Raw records
——————————

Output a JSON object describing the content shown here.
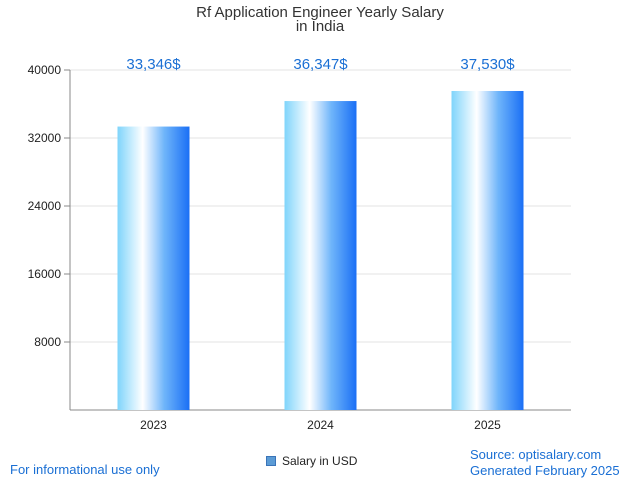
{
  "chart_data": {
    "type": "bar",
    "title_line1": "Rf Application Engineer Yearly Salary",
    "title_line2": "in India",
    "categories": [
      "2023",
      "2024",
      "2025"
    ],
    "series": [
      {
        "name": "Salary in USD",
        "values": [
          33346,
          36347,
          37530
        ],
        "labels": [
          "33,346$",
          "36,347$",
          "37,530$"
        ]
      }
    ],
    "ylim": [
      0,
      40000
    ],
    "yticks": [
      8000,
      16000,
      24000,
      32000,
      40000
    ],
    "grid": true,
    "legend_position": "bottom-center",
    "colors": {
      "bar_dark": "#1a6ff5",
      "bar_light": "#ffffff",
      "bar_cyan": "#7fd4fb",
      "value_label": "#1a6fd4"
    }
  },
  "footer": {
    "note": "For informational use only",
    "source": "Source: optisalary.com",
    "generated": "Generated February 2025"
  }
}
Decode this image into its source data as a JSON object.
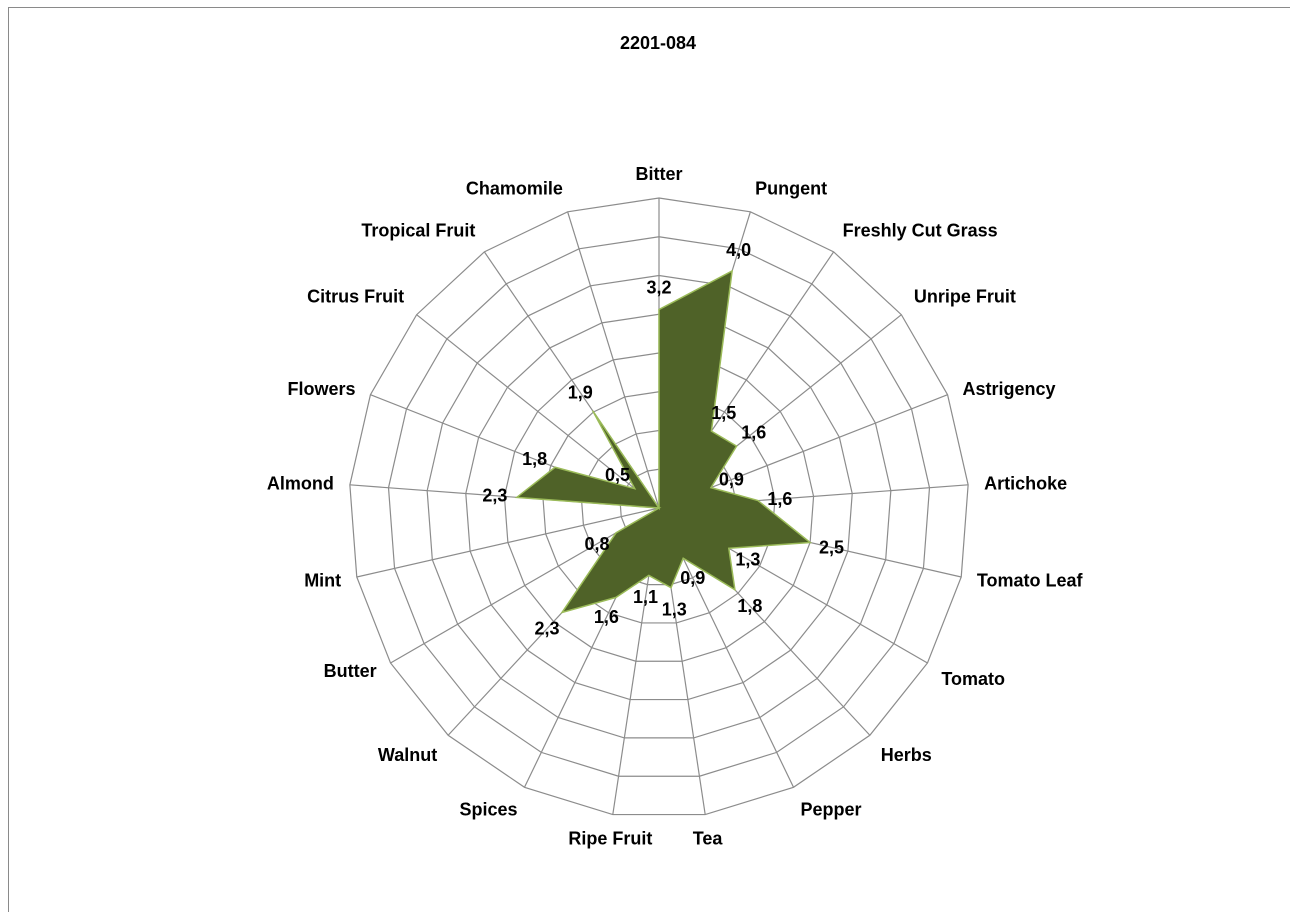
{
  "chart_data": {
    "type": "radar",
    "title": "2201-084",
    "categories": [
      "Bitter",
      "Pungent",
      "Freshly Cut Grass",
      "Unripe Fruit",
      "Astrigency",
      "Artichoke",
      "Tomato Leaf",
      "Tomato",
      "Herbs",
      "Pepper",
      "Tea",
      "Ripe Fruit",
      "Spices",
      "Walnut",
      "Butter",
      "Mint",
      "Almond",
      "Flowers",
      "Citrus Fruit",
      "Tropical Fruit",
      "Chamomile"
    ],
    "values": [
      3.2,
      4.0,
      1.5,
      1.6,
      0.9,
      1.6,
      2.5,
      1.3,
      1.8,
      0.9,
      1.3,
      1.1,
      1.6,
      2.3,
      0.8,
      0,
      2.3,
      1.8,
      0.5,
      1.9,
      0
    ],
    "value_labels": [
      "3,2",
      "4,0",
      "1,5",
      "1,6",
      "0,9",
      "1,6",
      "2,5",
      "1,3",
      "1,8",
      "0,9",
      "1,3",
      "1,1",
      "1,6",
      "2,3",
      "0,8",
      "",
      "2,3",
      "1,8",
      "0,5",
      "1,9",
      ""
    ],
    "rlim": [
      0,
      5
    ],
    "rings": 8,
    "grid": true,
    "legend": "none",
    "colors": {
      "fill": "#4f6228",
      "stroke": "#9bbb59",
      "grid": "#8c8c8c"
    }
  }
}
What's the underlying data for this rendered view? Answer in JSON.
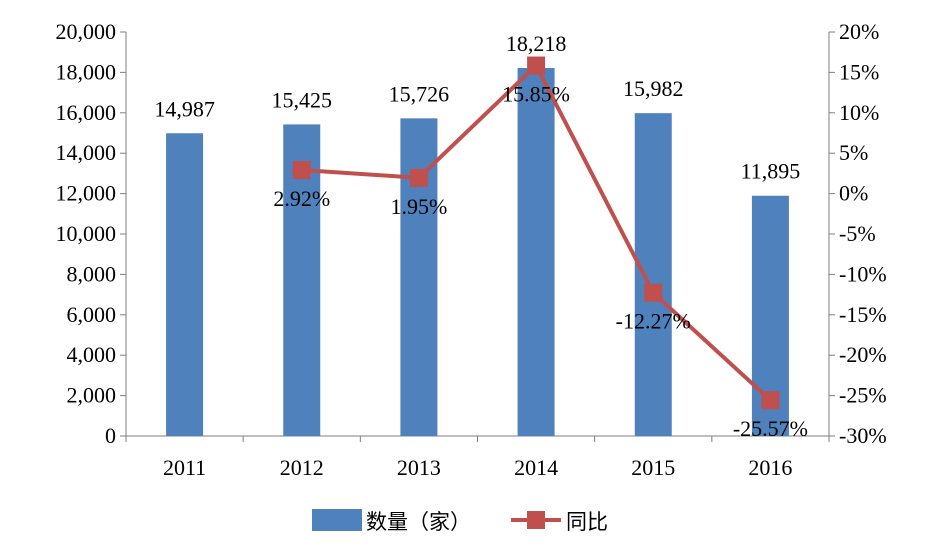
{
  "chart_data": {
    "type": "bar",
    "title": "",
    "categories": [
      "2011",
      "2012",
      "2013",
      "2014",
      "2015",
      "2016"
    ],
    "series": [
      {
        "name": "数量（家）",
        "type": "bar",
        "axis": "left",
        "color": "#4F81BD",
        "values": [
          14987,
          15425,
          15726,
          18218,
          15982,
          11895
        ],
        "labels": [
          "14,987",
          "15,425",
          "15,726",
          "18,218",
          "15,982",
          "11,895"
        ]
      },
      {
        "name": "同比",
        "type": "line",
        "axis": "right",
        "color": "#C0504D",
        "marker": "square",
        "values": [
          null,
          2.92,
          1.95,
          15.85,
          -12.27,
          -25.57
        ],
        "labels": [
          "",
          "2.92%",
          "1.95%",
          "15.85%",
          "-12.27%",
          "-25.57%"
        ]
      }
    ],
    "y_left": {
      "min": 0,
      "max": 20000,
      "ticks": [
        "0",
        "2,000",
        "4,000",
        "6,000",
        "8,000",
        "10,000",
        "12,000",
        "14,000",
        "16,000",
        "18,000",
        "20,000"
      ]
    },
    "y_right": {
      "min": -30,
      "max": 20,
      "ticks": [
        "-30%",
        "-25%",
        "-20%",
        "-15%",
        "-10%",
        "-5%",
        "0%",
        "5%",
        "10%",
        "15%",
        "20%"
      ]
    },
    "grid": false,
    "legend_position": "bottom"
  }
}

——————————

### TASK DESCRIPTION
Look through the data and gather every line with the string "grid" in it.

### SOLUTION
    "grid": true,
    "grid": true,
      "grid": "#8c8c8c"
    "grid": false,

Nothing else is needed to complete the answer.